§ SET TASK:
In the listing that follows, how many lines contain "title"? Give the number only.

§ INFORMATION GIVEN:
__________
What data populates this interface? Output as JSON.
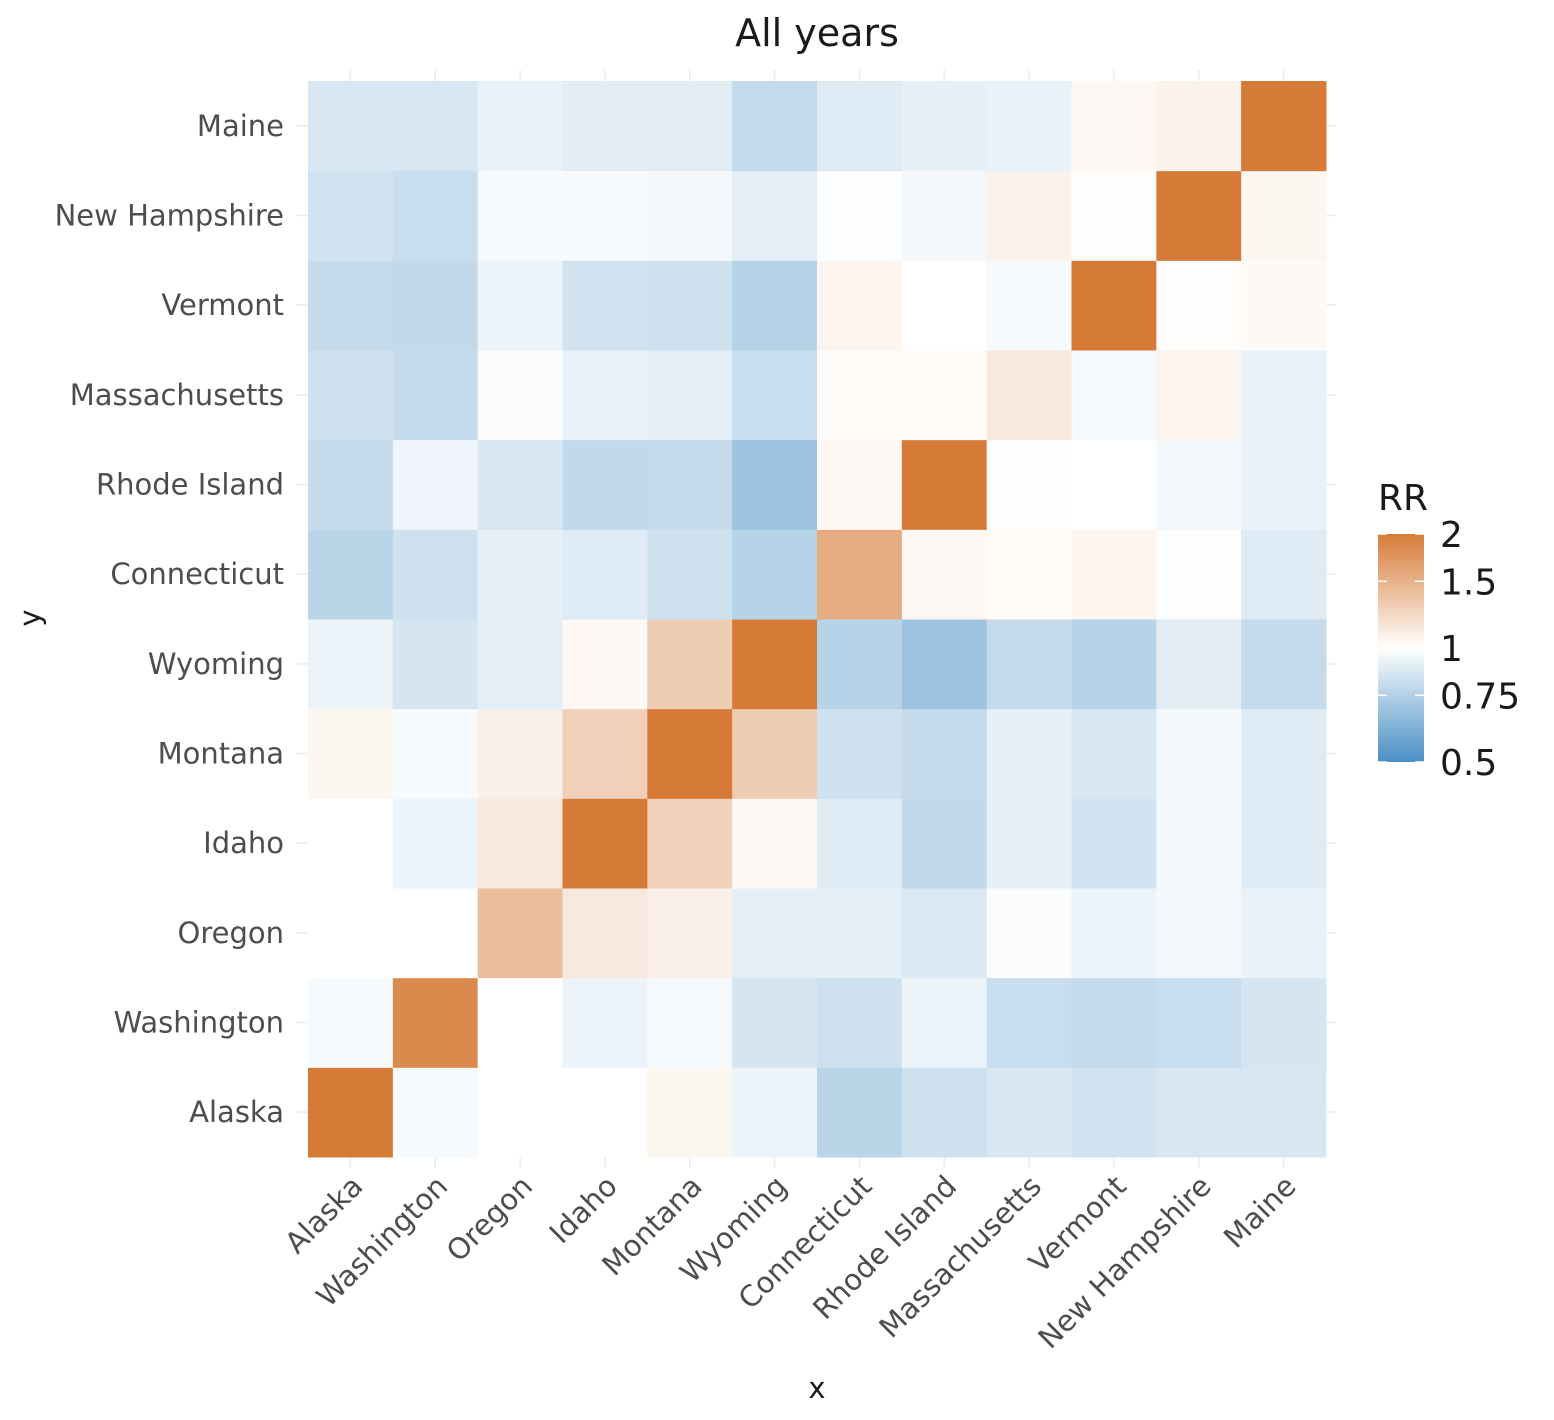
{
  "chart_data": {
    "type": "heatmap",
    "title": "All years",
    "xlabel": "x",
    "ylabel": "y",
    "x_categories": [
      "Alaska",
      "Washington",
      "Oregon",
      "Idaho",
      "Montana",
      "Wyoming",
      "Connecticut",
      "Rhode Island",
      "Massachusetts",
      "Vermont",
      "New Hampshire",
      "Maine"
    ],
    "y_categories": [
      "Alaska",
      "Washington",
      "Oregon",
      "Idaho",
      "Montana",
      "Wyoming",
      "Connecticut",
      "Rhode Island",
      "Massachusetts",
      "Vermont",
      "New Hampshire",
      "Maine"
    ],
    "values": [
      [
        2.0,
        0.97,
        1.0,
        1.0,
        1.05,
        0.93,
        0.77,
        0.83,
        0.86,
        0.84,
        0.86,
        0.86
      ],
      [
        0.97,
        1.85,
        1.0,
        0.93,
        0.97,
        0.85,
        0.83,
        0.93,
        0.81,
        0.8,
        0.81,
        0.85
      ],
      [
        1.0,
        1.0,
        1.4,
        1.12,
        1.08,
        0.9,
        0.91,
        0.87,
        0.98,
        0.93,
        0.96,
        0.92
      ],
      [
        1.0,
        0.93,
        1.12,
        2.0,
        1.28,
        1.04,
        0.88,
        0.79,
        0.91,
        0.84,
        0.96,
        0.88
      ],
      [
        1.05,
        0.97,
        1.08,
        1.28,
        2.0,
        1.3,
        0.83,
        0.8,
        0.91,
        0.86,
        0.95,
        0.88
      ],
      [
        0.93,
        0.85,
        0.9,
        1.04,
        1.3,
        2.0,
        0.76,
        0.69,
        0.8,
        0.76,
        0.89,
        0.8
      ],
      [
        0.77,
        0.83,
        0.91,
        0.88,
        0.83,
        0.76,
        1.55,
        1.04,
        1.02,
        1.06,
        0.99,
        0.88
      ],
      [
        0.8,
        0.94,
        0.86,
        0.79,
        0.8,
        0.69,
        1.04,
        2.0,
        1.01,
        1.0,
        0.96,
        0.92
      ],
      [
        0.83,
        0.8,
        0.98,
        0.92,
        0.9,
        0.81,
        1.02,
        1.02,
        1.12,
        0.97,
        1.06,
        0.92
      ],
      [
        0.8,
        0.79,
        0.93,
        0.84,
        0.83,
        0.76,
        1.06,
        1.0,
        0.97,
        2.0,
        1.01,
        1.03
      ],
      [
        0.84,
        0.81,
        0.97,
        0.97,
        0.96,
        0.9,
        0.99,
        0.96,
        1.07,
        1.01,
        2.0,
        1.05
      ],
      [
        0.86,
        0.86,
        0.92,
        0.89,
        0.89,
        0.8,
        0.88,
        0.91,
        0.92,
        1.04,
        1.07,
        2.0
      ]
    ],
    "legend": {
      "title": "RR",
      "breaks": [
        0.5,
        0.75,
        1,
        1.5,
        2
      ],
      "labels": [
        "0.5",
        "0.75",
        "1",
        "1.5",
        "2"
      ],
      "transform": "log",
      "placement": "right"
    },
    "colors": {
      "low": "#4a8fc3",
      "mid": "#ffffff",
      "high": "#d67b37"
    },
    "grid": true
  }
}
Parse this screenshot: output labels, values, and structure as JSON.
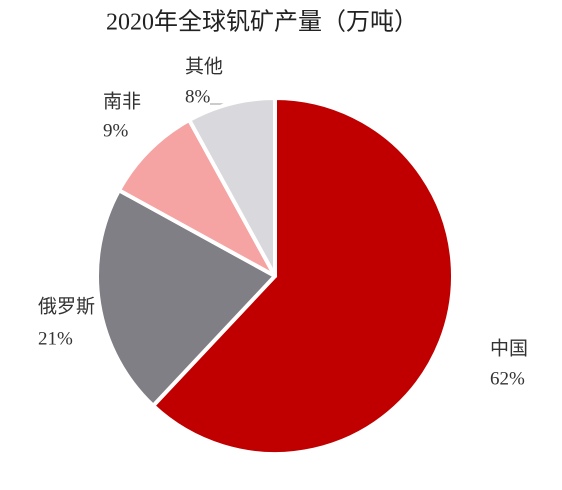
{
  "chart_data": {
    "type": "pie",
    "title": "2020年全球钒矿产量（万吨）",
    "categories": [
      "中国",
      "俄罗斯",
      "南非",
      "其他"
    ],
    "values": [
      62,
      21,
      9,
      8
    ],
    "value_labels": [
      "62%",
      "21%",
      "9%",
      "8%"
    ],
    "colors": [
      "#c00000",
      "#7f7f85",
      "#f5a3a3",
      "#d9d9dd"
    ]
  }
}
__________
§ SOLUTION:
3